### DESCRIPTION OF THE TASK
Would you return all of this data exactly, leaving nothing out?

>> BEGIN ROWS

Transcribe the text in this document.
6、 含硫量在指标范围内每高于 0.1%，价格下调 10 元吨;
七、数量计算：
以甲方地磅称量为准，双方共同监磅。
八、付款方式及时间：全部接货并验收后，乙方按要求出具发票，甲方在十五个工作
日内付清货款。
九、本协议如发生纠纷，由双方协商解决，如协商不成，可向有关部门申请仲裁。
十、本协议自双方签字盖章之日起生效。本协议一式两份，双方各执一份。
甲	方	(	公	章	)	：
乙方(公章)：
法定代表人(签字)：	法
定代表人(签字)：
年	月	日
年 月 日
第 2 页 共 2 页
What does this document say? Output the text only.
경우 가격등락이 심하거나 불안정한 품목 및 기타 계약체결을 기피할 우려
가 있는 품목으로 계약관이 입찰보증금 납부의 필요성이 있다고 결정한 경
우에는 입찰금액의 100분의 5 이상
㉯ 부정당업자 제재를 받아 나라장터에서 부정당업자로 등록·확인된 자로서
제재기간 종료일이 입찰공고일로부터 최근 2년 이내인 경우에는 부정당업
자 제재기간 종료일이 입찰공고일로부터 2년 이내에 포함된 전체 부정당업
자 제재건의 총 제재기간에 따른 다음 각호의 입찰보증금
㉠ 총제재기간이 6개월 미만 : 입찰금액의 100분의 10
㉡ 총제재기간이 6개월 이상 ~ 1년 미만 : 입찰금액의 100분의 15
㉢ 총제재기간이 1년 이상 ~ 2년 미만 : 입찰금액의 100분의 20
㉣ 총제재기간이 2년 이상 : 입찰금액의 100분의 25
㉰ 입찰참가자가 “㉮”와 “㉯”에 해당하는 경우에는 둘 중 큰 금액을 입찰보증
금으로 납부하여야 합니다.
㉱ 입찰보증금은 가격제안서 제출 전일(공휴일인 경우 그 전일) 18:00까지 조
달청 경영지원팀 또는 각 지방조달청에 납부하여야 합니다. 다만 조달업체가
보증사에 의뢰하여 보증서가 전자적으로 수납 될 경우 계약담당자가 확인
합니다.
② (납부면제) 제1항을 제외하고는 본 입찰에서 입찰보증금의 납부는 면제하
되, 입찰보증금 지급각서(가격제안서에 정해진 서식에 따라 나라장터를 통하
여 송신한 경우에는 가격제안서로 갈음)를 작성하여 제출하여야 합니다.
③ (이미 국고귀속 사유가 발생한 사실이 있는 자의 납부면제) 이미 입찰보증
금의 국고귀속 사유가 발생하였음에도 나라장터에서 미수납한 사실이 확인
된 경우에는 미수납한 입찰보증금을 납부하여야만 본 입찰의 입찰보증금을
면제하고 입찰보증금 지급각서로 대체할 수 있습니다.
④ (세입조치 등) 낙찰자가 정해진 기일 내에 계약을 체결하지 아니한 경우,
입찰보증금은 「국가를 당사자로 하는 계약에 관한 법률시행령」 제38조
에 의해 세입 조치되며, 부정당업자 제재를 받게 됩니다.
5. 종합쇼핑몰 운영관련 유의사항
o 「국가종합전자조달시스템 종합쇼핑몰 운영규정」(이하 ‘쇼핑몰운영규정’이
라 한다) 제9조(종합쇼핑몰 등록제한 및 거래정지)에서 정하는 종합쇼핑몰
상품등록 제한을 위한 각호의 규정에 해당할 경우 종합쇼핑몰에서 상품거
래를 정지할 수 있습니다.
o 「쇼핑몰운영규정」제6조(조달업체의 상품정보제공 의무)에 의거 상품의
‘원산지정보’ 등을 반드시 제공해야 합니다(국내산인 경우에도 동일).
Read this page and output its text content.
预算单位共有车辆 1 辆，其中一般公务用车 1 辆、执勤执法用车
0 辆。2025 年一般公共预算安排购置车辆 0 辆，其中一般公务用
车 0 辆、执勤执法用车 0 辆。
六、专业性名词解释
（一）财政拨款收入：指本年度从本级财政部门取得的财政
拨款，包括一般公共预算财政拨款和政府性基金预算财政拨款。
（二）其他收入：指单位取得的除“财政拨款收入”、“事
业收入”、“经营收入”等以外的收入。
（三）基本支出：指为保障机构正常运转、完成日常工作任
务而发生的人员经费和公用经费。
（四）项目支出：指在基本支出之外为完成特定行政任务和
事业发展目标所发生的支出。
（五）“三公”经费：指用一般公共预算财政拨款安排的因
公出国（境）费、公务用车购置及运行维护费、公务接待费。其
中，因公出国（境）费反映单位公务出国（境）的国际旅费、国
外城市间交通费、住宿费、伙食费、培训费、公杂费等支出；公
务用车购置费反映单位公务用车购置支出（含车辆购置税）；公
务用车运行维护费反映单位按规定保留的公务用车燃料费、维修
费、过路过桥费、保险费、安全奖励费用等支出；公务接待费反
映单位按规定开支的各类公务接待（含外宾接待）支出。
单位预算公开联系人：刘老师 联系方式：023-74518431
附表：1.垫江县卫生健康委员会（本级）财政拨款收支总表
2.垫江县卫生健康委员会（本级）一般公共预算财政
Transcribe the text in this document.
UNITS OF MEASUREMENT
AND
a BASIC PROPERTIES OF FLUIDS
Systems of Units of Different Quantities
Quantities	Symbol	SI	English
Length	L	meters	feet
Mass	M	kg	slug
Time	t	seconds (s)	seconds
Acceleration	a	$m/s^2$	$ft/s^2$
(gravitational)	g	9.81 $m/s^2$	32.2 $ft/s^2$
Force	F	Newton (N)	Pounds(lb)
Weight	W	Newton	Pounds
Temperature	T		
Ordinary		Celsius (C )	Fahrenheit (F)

>> END ROWS

### COMPLETE ANSWER
Transcribe the text in this document.
6、 含硫量在指标范围内每高于 0.1%，价格下调 10 元吨;
七、数量计算：
以甲方地磅称量为准，双方共同监磅。
八、付款方式及时间：全部接货并验收后，乙方按要求出具发票，甲方在十五个工作
日内付清货款。
九、本协议如发生纠纷，由双方协商解决，如协商不成，可向有关部门申请仲裁。
十、本协议自双方签字盖章之日起生效。本协议一式两份，双方各执一份。
甲	方	(	公	章	)	：
乙方(公章)：
法定代表人(签字)：	法
定代表人(签字)：
年	月	日
年 月 日
第 2 页 共 2 页
What does this document say? Output the text only.
경우 가격등락이 심하거나 불안정한 품목 및 기타 계약체결을 기피할 우려
가 있는 품목으로 계약관이 입찰보증금 납부의 필요성이 있다고 결정한 경
우에는 입찰금액의 100분의 5 이상
㉯ 부정당업자 제재를 받아 나라장터에서 부정당업자로 등록·확인된 자로서
제재기간 종료일이 입찰공고일로부터 최근 2년 이내인 경우에는 부정당업
자 제재기간 종료일이 입찰공고일로부터 2년 이내에 포함된 전체 부정당업
자 제재건의 총 제재기간에 따른 다음 각호의 입찰보증금
㉠ 총제재기간이 6개월 미만 : 입찰금액의 100분의 10
㉡ 총제재기간이 6개월 이상 ~ 1년 미만 : 입찰금액의 100분의 15
㉢ 총제재기간이 1년 이상 ~ 2년 미만 : 입찰금액의 100분의 20
㉣ 총제재기간이 2년 이상 : 입찰금액의 100분의 25
㉰ 입찰참가자가 “㉮”와 “㉯”에 해당하는 경우에는 둘 중 큰 금액을 입찰보증
금으로 납부하여야 합니다.
㉱ 입찰보증금은 가격제안서 제출 전일(공휴일인 경우 그 전일) 18:00까지 조
달청 경영지원팀 또는 각 지방조달청에 납부하여야 합니다. 다만 조달업체가
보증사에 의뢰하여 보증서가 전자적으로 수납 될 경우 계약담당자가 확인
합니다.
② (납부면제) 제1항을 제외하고는 본 입찰에서 입찰보증금의 납부는 면제하
되, 입찰보증금 지급각서(가격제안서에 정해진 서식에 따라 나라장터를 통하
여 송신한 경우에는 가격제안서로 갈음)를 작성하여 제출하여야 합니다.
③ (이미 국고귀속 사유가 발생한 사실이 있는 자의 납부면제) 이미 입찰보증
금의 국고귀속 사유가 발생하였음에도 나라장터에서 미수납한 사실이 확인
된 경우에는 미수납한 입찰보증금을 납부하여야만 본 입찰의 입찰보증금을
면제하고 입찰보증금 지급각서로 대체할 수 있습니다.
④ (세입조치 등) 낙찰자가 정해진 기일 내에 계약을 체결하지 아니한 경우,
입찰보증금은 「국가를 당사자로 하는 계약에 관한 법률시행령」 제38조
에 의해 세입 조치되며, 부정당업자 제재를 받게 됩니다.
5. 종합쇼핑몰 운영관련 유의사항
o 「국가종합전자조달시스템 종합쇼핑몰 운영규정」(이하 ‘쇼핑몰운영규정’이
라 한다) 제9조(종합쇼핑몰 등록제한 및 거래정지)에서 정하는 종합쇼핑몰
상품등록 제한을 위한 각호의 규정에 해당할 경우 종합쇼핑몰에서 상품거
래를 정지할 수 있습니다.
o 「쇼핑몰운영규정」제6조(조달업체의 상품정보제공 의무)에 의거 상품의
‘원산지정보’ 등을 반드시 제공해야 합니다(국내산인 경우에도 동일).
Read this page and output its text content.
预算单位共有车辆 1 辆，其中一般公务用车 1 辆、执勤执法用车
0 辆。2025 年一般公共预算安排购置车辆 0 辆，其中一般公务用
车 0 辆、执勤执法用车 0 辆。
六、专业性名词解释
（一）财政拨款收入：指本年度从本级财政部门取得的财政
拨款，包括一般公共预算财政拨款和政府性基金预算财政拨款。
（二）其他收入：指单位取得的除“财政拨款收入”、“事
业收入”、“经营收入”等以外的收入。
（三）基本支出：指为保障机构正常运转、完成日常工作任
务而发生的人员经费和公用经费。
（四）项目支出：指在基本支出之外为完成特定行政任务和
事业发展目标所发生的支出。
（五）“三公”经费：指用一般公共预算财政拨款安排的因
公出国（境）费、公务用车购置及运行维护费、公务接待费。其
中，因公出国（境）费反映单位公务出国（境）的国际旅费、国
外城市间交通费、住宿费、伙食费、培训费、公杂费等支出；公
务用车购置费反映单位公务用车购置支出（含车辆购置税）；公
务用车运行维护费反映单位按规定保留的公务用车燃料费、维修
费、过路过桥费、保险费、安全奖励费用等支出；公务接待费反
映单位按规定开支的各类公务接待（含外宾接待）支出。
单位预算公开联系人：刘老师 联系方式：023-74518431
附表：1.垫江县卫生健康委员会（本级）财政拨款收支总表
2.垫江县卫生健康委员会（本级）一般公共预算财政
Transcribe the text in this document.
UNITS OF MEASUREMENT
AND
a BASIC PROPERTIES OF FLUIDS
Systems of Units of Different Quantities
Quantities	Symbol	SI	English
Length	L	meters	feet
Mass	M	kg	slug
Time	t	seconds (s)	seconds
Acceleration	a	$m/s^2$	$ft/s^2$
(gravitational)	g	9.81 $m/s^2$	32.2 $ft/s^2$
Force	F	Newton (N)	Pounds(lb)
Weight	W	Newton	Pounds
Temperature	T		
Ordinary		Celsius (C )	Fahrenheit (F)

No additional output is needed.